EXERCISE INSTRUCTIONS: Quote the listing below in full and exactly as written, but omit every picture.

SUPPLIED MATERIAL:

====

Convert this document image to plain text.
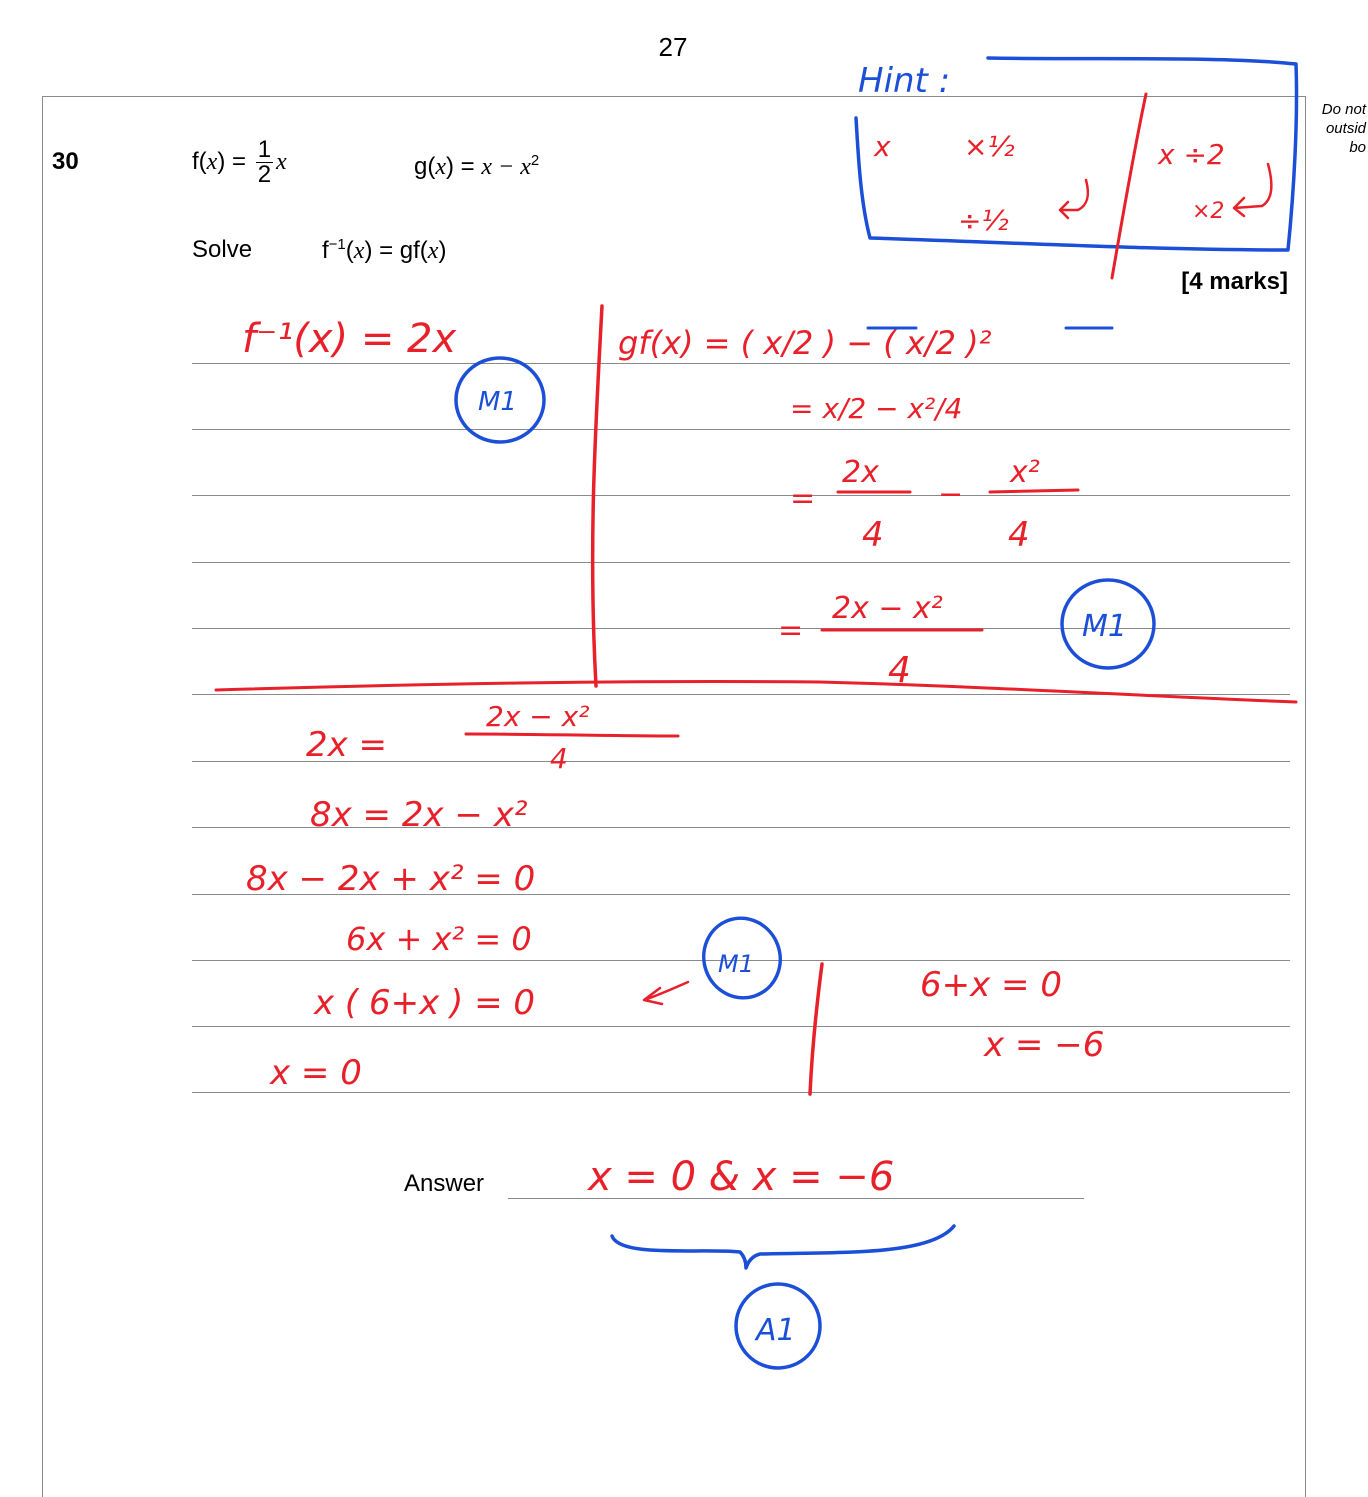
27
Do not
outsid
bo
30	$f(x) = \frac{1}{2}$ x	$g(x) = x - x^2$
Solve	$f^{-1}(x) = gf(x)$
[4 marks]
Answer
Hint :
M1
M1
M1
A1
x	×½
÷½
x ÷2
×2
f⁻¹(x) = 2x	gf(x) = ( x/2 ) − ( x/2 )²
= x/2 − x²/4
2x	x²
=	−
4	4
=
2x − x²
4
2x =
2x − x²
4
8x = 2x − x²
8x − 2x + x² = 0
6x + x² = 0
x ( 6+x ) = 0
x = 0
6+x = 0
x = −6
x = 0 & x = −6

====

FINISHED TASK:
Convert this document image to plain text.
27
Do not
outsid
bo
30	$f(x) = \frac{1}{2}$ x	$g(x) = x - x^2$
Solve	$f^{-1}(x) = gf(x)$
[4 marks]
Answer
Hint :
M1
M1
M1
A1
x	×½
÷½
x ÷2
×2
f⁻¹(x) = 2x	gf(x) = ( x/2 ) − ( x/2 )²
= x/2 − x²/4
2x	x²
=	−
4	4
=
2x − x²
4
2x =
2x − x²
4
8x = 2x − x²
8x − 2x + x² = 0
6x + x² = 0
x ( 6+x ) = 0
x = 0
6+x = 0
x = −6
x = 0 & x = −6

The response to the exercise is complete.